Stored entries:
▼▼▼
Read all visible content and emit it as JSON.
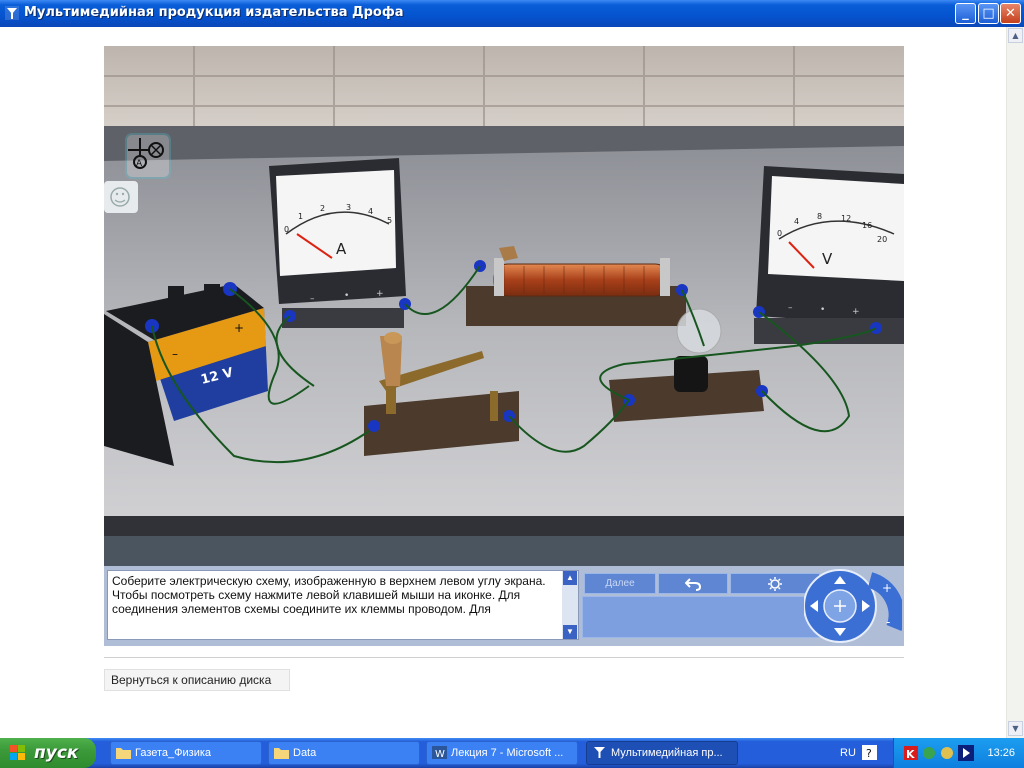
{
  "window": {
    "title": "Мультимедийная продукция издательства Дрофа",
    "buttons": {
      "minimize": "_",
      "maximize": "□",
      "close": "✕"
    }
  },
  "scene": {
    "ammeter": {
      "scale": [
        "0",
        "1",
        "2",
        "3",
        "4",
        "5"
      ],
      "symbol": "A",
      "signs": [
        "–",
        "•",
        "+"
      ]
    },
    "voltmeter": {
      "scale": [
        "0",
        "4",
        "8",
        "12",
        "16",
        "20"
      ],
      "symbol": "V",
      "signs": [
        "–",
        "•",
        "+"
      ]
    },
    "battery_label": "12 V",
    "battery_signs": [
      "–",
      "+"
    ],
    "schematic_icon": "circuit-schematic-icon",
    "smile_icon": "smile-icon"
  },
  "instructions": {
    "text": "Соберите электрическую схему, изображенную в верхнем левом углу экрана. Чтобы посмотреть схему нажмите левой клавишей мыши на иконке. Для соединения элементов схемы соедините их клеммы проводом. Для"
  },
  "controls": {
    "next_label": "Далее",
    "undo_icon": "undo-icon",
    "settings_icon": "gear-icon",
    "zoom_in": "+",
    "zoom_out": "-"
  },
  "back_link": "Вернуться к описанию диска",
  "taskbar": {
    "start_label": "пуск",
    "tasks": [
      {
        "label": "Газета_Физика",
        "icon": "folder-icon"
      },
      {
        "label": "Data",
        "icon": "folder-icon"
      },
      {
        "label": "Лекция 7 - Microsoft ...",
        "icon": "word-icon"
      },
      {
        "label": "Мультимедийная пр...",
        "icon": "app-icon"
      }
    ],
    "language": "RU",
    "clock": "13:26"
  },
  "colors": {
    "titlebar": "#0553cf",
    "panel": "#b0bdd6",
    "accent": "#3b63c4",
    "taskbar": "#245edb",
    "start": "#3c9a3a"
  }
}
▲▲▲
_Directive_. Write out all the entries exactly, except for the pictures.

_Expected output_.
Read all visible content and emit it as JSON.
{
  "window": {
    "title": "Мультимедийная продукция издательства Дрофа",
    "buttons": {
      "minimize": "_",
      "maximize": "□",
      "close": "✕"
    }
  },
  "scene": {
    "ammeter": {
      "scale": [
        "0",
        "1",
        "2",
        "3",
        "4",
        "5"
      ],
      "symbol": "A",
      "signs": [
        "–",
        "•",
        "+"
      ]
    },
    "voltmeter": {
      "scale": [
        "0",
        "4",
        "8",
        "12",
        "16",
        "20"
      ],
      "symbol": "V",
      "signs": [
        "–",
        "•",
        "+"
      ]
    },
    "battery_label": "12 V",
    "battery_signs": [
      "–",
      "+"
    ],
    "schematic_icon": "circuit-schematic-icon",
    "smile_icon": "smile-icon"
  },
  "instructions": {
    "text": "Соберите электрическую схему, изображенную в верхнем левом углу экрана. Чтобы посмотреть схему нажмите левой клавишей мыши на иконке. Для соединения элементов схемы соедините их клеммы проводом. Для"
  },
  "controls": {
    "next_label": "Далее",
    "undo_icon": "undo-icon",
    "settings_icon": "gear-icon",
    "zoom_in": "+",
    "zoom_out": "-"
  },
  "back_link": "Вернуться к описанию диска",
  "taskbar": {
    "start_label": "пуск",
    "tasks": [
      {
        "label": "Газета_Физика",
        "icon": "folder-icon"
      },
      {
        "label": "Data",
        "icon": "folder-icon"
      },
      {
        "label": "Лекция 7 - Microsoft ...",
        "icon": "word-icon"
      },
      {
        "label": "Мультимедийная пр...",
        "icon": "app-icon"
      }
    ],
    "language": "RU",
    "clock": "13:26"
  },
  "colors": {
    "titlebar": "#0553cf",
    "panel": "#b0bdd6",
    "accent": "#3b63c4",
    "taskbar": "#245edb",
    "start": "#3c9a3a"
  }
}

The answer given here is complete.